Given request: Pick out each line containing the string "쌓기나무가".

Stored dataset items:
● ● ● ●
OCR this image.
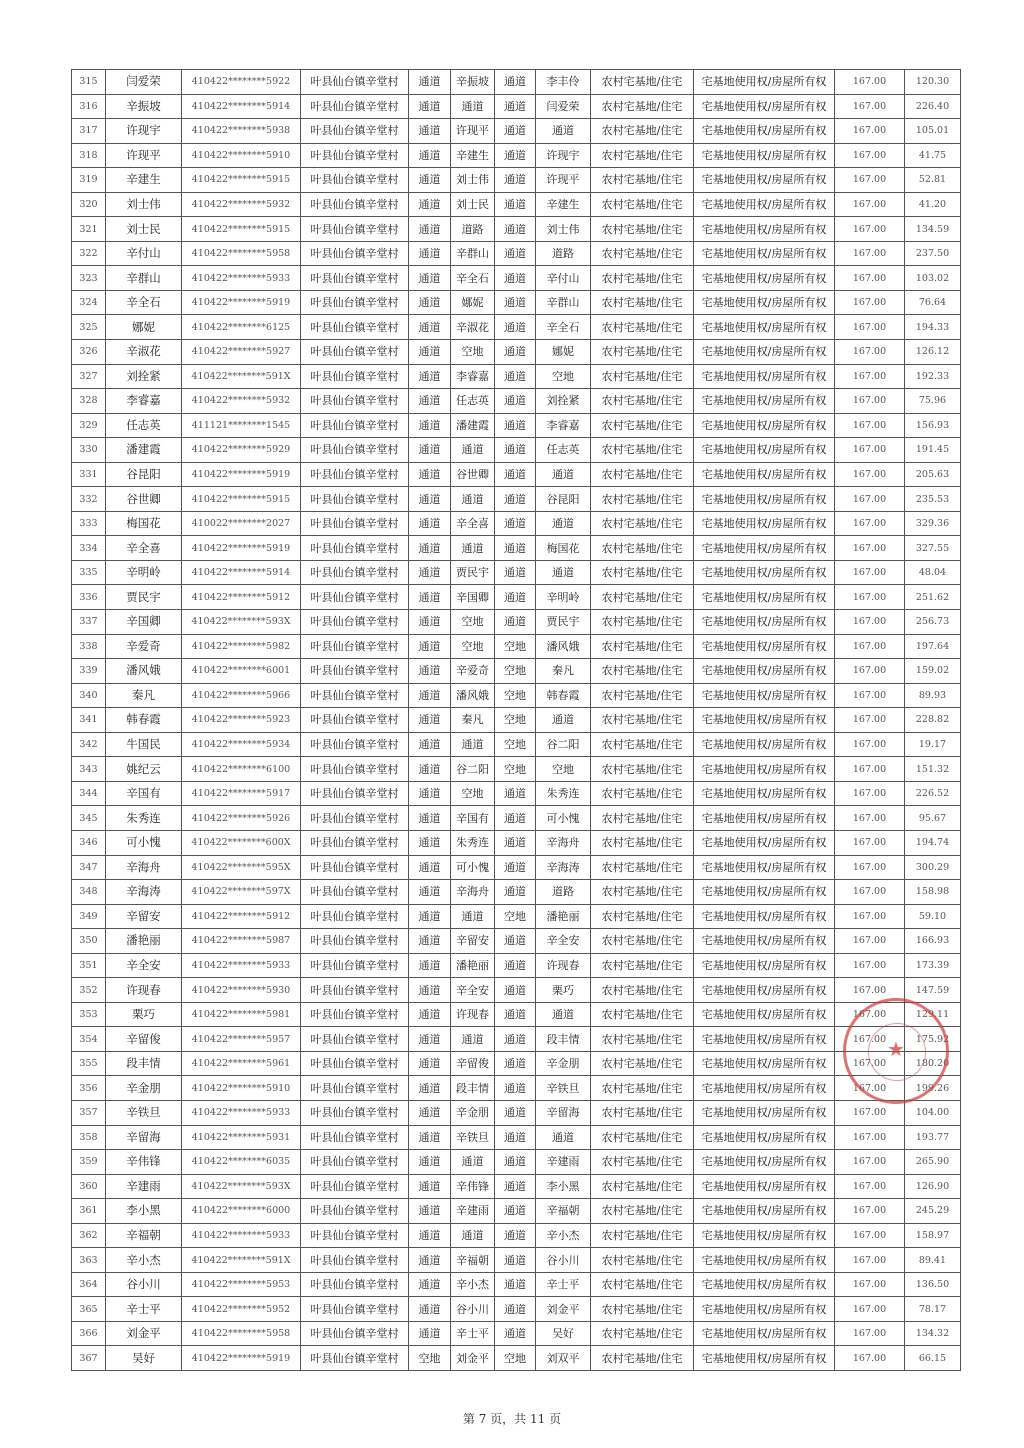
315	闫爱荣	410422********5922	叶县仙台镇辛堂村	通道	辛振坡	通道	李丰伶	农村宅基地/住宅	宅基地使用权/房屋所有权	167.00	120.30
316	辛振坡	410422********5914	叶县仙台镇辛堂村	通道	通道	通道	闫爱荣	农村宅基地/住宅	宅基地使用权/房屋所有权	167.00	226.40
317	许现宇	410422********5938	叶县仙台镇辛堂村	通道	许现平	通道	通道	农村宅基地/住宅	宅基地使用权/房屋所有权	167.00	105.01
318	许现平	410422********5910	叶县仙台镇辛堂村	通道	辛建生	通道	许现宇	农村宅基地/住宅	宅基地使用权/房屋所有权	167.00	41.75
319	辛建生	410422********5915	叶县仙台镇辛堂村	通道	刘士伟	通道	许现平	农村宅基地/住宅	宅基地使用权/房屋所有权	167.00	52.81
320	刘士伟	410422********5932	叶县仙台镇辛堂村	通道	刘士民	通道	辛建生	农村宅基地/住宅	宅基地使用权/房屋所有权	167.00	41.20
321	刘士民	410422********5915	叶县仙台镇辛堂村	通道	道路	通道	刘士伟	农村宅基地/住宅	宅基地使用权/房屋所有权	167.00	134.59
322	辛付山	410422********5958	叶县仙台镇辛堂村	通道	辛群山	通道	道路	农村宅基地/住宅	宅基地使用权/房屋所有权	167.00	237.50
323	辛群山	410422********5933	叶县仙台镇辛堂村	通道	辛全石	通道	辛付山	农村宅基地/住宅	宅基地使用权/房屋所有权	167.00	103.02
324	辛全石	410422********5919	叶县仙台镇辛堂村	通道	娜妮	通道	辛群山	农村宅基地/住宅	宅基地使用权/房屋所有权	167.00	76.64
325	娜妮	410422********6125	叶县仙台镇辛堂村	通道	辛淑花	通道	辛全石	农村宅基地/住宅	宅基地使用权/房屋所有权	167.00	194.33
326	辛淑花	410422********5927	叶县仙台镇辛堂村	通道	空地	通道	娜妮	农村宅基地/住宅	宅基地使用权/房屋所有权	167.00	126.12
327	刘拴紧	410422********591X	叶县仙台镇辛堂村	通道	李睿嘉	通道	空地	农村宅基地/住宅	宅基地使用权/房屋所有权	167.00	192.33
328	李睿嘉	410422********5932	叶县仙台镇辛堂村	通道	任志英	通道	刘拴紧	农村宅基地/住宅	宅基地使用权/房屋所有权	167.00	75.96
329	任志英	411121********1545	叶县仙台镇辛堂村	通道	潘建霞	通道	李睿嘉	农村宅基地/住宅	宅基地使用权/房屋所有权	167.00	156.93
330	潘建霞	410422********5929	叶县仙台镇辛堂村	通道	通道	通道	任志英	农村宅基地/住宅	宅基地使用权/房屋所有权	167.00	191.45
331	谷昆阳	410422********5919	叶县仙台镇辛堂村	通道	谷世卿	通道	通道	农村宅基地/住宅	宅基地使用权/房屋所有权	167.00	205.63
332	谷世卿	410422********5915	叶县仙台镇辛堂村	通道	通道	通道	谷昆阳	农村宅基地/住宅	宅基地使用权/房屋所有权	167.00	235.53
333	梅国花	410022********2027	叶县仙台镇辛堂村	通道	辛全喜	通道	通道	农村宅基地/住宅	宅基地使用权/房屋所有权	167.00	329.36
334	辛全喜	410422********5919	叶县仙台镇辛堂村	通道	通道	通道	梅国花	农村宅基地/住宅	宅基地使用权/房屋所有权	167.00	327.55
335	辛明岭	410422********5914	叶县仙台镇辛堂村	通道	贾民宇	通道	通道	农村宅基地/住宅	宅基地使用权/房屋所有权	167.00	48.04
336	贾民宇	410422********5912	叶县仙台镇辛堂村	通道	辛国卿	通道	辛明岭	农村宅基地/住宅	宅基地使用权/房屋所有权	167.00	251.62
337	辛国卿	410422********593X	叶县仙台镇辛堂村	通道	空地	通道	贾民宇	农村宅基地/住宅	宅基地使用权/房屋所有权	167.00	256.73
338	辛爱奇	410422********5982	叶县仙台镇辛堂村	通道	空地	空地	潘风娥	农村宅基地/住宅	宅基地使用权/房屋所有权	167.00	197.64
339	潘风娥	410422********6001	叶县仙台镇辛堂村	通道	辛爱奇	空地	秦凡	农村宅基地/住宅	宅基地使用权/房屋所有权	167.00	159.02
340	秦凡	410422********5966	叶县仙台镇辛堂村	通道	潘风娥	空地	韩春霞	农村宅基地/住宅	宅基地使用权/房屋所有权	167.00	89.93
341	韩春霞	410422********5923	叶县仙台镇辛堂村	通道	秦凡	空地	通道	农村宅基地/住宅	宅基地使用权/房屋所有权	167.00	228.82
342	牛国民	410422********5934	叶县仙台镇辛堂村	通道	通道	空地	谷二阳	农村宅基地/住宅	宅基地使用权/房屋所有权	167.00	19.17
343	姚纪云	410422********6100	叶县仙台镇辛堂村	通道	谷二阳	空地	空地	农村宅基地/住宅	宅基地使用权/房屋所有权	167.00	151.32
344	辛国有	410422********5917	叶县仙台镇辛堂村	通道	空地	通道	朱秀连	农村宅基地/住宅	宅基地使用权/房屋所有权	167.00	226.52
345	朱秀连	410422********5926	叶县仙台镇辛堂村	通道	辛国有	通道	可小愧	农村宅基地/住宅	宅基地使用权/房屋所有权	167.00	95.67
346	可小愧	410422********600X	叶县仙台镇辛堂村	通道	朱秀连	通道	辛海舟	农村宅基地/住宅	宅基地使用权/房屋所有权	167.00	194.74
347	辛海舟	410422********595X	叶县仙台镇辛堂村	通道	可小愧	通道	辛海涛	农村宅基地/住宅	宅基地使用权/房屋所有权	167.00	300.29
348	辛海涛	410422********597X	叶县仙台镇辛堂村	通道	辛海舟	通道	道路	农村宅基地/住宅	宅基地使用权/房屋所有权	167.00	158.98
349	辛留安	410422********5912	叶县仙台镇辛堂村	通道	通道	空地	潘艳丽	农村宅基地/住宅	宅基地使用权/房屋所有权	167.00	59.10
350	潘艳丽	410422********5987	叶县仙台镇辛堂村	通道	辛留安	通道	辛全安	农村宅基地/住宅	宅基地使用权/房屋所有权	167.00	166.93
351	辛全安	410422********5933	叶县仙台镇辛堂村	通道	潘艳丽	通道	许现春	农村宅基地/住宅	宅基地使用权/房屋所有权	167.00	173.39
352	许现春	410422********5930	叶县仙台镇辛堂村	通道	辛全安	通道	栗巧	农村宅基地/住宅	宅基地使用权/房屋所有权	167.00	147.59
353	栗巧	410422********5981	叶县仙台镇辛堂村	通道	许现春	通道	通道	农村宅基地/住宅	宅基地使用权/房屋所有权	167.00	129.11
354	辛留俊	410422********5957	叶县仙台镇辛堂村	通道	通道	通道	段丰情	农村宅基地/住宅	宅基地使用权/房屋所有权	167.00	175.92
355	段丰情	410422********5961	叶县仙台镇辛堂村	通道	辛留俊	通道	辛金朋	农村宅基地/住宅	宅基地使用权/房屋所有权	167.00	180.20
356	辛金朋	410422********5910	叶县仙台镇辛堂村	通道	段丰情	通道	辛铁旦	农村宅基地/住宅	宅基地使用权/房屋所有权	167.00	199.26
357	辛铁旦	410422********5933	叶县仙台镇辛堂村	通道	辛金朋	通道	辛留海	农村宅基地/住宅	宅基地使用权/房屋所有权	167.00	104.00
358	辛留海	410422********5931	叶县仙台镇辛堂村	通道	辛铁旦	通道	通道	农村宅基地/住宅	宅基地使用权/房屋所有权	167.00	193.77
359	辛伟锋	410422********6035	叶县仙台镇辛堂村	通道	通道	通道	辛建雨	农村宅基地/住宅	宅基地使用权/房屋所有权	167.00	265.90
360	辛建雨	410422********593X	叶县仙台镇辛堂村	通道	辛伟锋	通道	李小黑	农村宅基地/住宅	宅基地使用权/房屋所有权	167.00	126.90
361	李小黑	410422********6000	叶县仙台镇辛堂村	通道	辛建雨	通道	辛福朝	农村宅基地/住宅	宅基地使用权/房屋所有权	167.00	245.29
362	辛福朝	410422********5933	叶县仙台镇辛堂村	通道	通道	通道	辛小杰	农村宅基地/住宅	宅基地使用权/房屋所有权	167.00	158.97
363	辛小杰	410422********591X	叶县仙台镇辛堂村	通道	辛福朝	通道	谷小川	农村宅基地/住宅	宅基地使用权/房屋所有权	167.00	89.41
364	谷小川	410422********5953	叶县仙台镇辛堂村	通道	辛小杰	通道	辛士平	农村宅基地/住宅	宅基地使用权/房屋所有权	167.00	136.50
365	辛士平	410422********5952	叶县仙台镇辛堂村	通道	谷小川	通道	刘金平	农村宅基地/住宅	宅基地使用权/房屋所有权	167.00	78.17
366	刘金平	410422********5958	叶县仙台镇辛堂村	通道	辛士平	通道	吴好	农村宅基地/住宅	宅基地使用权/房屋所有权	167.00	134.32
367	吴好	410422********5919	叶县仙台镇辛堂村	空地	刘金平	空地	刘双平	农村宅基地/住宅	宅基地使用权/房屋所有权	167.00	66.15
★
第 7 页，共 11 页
● ● ● ●
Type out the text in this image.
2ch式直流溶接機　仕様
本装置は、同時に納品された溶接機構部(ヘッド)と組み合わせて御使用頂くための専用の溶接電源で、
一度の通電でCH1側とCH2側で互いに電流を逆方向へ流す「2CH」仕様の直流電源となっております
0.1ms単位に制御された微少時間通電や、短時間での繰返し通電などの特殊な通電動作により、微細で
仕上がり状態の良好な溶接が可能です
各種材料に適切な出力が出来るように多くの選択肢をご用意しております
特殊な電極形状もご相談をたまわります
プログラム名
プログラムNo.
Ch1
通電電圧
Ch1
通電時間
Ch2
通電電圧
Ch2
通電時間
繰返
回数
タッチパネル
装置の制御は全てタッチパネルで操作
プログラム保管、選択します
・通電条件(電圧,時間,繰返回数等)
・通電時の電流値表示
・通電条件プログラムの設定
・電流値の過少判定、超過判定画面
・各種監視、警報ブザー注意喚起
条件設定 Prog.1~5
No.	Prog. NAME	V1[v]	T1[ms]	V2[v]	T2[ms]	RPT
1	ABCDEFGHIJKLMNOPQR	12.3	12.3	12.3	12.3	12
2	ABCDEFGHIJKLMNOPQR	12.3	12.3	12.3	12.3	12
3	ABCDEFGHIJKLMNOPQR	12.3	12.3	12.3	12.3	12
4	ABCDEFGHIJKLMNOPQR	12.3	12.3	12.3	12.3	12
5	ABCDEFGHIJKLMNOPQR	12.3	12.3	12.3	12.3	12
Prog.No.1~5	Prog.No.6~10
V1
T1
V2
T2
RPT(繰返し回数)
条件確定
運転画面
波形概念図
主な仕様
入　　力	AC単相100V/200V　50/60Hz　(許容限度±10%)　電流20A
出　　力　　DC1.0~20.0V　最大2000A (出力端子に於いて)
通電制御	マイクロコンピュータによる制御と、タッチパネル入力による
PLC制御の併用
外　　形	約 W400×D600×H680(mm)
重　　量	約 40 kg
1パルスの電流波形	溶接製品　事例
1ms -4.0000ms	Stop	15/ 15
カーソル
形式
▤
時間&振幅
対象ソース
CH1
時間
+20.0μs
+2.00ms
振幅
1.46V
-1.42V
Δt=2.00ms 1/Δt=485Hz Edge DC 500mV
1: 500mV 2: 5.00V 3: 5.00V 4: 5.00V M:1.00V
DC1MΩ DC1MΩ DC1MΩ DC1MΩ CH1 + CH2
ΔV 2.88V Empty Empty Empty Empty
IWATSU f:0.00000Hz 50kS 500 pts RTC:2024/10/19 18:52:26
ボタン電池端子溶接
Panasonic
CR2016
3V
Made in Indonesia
● ● ● ●
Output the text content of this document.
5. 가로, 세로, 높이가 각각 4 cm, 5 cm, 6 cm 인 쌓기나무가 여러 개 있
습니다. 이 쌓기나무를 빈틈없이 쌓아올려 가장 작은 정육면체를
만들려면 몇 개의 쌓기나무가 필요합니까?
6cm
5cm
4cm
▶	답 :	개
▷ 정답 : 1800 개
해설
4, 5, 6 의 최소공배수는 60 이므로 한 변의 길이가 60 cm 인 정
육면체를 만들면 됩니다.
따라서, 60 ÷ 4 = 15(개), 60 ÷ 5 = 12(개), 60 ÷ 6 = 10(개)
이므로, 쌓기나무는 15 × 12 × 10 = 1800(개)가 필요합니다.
● ● ● ●
Finished task:
5. 가로, 세로, 높이가 각각 4 cm, 5 cm, 6 cm 인 쌓기나무가 여러 개 있
만들려면 몇 개의 쌓기나무가 필요합니까?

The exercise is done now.